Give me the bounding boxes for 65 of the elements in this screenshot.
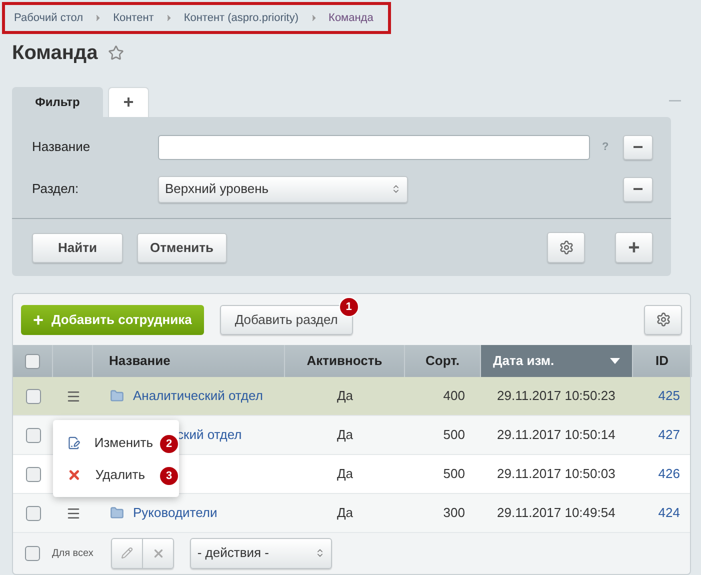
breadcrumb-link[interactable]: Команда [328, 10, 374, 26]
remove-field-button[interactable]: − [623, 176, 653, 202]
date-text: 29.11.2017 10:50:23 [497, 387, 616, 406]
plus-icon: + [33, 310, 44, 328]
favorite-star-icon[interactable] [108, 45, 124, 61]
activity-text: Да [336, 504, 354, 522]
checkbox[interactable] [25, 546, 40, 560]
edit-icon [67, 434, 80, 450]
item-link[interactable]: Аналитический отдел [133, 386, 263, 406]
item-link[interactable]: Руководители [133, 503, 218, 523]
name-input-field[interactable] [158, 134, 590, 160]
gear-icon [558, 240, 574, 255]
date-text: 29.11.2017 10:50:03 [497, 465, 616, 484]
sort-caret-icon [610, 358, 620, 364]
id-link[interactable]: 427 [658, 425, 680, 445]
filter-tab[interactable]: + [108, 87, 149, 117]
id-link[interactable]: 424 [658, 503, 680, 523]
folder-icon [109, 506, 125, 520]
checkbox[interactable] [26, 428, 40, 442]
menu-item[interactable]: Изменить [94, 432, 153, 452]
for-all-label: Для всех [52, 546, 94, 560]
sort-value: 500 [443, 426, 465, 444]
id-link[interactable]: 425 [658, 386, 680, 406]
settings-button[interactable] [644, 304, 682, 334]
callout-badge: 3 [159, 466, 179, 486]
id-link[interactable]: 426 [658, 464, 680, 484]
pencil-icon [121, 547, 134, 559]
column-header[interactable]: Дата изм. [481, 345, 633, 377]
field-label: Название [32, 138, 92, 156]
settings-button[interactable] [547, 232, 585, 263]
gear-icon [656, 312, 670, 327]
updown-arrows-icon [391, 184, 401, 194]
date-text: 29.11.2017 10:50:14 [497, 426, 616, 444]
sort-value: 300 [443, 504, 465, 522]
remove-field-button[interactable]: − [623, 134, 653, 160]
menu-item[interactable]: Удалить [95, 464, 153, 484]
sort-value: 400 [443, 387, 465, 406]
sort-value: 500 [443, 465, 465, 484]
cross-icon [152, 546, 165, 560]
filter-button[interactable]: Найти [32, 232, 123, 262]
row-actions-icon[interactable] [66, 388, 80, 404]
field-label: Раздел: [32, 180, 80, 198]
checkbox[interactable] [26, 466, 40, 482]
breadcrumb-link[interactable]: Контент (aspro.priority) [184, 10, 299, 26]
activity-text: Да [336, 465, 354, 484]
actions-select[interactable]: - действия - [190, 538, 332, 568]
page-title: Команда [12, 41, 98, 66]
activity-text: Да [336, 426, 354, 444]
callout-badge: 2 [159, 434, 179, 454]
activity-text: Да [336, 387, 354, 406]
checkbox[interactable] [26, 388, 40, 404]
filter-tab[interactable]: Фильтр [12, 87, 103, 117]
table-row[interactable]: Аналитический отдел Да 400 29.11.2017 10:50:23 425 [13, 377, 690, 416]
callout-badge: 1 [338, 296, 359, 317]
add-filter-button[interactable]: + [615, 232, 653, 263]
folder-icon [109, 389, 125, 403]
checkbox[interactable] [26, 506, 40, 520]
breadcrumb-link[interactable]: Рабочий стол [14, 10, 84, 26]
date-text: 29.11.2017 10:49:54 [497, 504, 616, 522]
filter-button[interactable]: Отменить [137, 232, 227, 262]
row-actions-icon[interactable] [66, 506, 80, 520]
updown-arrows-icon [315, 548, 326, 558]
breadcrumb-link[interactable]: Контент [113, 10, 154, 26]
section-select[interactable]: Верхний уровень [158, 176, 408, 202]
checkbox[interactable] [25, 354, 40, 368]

* * *

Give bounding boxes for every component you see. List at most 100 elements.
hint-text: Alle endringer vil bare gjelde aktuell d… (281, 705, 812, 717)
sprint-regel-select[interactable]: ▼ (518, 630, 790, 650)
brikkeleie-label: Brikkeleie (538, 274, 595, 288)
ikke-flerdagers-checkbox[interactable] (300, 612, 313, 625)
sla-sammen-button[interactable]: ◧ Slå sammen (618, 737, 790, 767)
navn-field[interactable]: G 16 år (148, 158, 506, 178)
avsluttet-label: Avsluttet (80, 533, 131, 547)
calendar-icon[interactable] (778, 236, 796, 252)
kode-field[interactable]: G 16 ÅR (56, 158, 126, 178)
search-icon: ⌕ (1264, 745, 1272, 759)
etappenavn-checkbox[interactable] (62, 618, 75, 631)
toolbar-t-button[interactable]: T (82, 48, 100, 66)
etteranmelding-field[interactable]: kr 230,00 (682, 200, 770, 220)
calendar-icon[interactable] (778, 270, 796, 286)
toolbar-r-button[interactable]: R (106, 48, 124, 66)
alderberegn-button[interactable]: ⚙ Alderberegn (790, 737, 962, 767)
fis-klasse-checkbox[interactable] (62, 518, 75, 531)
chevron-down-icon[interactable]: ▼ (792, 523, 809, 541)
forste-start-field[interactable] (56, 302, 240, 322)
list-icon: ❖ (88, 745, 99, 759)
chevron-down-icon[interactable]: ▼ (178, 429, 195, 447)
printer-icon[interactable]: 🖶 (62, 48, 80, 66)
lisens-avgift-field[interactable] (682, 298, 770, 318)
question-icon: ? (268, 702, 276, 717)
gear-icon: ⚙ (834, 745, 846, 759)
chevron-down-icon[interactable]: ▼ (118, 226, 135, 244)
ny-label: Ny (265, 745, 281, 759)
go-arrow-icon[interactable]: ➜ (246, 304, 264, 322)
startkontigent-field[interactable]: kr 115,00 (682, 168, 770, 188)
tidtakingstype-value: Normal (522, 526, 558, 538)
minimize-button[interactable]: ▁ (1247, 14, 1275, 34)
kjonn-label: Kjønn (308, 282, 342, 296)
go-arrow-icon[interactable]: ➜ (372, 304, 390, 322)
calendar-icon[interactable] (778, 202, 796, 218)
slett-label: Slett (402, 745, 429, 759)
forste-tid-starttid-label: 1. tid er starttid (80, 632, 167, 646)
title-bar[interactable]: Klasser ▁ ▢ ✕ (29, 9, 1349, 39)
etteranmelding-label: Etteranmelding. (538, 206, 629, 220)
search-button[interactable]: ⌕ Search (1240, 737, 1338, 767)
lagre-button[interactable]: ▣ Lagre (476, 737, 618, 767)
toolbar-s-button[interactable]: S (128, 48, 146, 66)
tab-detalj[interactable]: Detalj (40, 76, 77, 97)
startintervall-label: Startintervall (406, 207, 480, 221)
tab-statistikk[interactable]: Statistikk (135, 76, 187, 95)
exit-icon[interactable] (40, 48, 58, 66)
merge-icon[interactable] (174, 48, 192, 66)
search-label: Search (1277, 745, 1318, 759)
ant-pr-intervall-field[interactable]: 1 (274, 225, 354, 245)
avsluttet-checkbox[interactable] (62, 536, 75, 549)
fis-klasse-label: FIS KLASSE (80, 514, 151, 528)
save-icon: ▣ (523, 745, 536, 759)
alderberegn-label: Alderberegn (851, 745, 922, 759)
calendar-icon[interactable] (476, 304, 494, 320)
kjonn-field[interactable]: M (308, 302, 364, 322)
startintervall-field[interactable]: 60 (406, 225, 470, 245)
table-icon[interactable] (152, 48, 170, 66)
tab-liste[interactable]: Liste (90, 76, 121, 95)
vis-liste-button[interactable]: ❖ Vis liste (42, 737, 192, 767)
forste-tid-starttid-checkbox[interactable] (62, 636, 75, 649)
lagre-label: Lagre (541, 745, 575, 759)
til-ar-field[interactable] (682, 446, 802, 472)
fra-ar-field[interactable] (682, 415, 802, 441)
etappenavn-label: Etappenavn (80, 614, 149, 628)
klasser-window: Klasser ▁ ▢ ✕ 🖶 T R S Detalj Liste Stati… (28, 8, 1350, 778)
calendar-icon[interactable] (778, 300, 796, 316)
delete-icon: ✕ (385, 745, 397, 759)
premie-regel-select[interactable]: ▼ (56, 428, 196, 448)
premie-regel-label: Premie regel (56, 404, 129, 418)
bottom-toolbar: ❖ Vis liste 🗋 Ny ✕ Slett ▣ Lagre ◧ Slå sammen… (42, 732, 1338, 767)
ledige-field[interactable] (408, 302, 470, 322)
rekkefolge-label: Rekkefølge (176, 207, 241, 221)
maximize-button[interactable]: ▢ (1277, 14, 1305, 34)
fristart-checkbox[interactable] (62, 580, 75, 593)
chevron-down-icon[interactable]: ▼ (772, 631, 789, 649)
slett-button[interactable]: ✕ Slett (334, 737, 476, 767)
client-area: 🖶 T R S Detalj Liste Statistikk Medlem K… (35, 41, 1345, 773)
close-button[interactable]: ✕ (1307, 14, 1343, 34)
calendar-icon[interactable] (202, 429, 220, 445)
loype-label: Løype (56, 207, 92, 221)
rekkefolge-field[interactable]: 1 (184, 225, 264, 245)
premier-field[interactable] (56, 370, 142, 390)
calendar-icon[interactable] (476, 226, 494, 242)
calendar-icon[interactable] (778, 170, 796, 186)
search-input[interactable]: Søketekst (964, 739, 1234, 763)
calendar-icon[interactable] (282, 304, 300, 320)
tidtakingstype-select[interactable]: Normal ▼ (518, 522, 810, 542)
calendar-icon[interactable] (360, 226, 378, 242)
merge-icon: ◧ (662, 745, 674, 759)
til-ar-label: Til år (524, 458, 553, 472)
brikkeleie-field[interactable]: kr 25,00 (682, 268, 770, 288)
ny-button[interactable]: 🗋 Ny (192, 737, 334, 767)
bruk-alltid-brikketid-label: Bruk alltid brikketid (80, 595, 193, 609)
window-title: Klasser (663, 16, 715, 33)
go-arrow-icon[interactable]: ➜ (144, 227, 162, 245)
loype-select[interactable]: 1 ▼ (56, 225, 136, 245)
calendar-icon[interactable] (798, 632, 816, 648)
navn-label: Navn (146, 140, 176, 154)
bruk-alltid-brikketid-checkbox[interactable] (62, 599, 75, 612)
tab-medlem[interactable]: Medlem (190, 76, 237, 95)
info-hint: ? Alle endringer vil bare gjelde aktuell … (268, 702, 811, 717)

▶ **WRITTEN EXERCISE**
What do you get when you reproduce the material between the line containing "breadcrumb-link[interactable]: Команда [328, 10, 374, 26]" and the line containing "actions-select[interactable]: - действия", both included, without changing any line?

▶ **EXERCISE OUTPUT**
breadcrumb-link[interactable]: Команда [328, 10, 374, 26]
remove-field-button[interactable]: − [623, 176, 653, 202]
date-text: 29.11.2017 10:50:23 [497, 387, 616, 406]
plus-icon: + [33, 310, 44, 328]
favorite-star-icon[interactable] [108, 45, 124, 61]
activity-text: Да [336, 504, 354, 522]
checkbox[interactable] [25, 546, 40, 560]
edit-icon [67, 434, 80, 450]
item-link[interactable]: Аналитический отдел [133, 386, 263, 406]
item-link[interactable]: Руководители [133, 503, 218, 523]
name-input-field[interactable] [158, 134, 590, 160]
gear-icon [558, 240, 574, 255]
date-text: 29.11.2017 10:50:03 [497, 465, 616, 484]
sort-caret-icon [610, 358, 620, 364]
id-link[interactable]: 427 [658, 425, 680, 445]
filter-tab[interactable]: + [108, 87, 149, 117]
id-link[interactable]: 424 [658, 503, 680, 523]
folder-icon [109, 506, 125, 520]
checkbox[interactable] [26, 428, 40, 442]
menu-item[interactable]: Изменить [94, 432, 153, 452]
for-all-label: Для всех [52, 546, 94, 560]
sort-value: 500 [443, 426, 465, 444]
id-link[interactable]: 425 [658, 386, 680, 406]
settings-button[interactable] [644, 304, 682, 334]
callout-badge: 3 [159, 466, 179, 486]
id-link[interactable]: 426 [658, 464, 680, 484]
pencil-icon [121, 547, 134, 559]
column-header[interactable]: Дата изм. [481, 345, 633, 377]
field-label: Название [32, 138, 92, 156]
settings-button[interactable] [547, 232, 585, 263]
gear-icon [656, 312, 670, 327]
updown-arrows-icon [391, 184, 401, 194]
date-text: 29.11.2017 10:50:14 [497, 426, 616, 444]
sort-value: 300 [443, 504, 465, 522]
remove-field-button[interactable]: − [623, 134, 653, 160]
menu-item[interactable]: Удалить [95, 464, 153, 484]
sort-value: 400 [443, 387, 465, 406]
sort-value: 500 [443, 465, 465, 484]
cross-icon [152, 546, 165, 560]
filter-button[interactable]: Найти [32, 232, 123, 262]
row-actions-icon[interactable] [66, 388, 80, 404]
field-label: Раздел: [32, 180, 80, 198]
checkbox[interactable] [26, 466, 40, 482]
breadcrumb-link[interactable]: Контент (aspro.priority) [184, 10, 299, 26]
activity-text: Да [336, 465, 354, 484]
actions-select[interactable]: - действия - [190, 538, 332, 568]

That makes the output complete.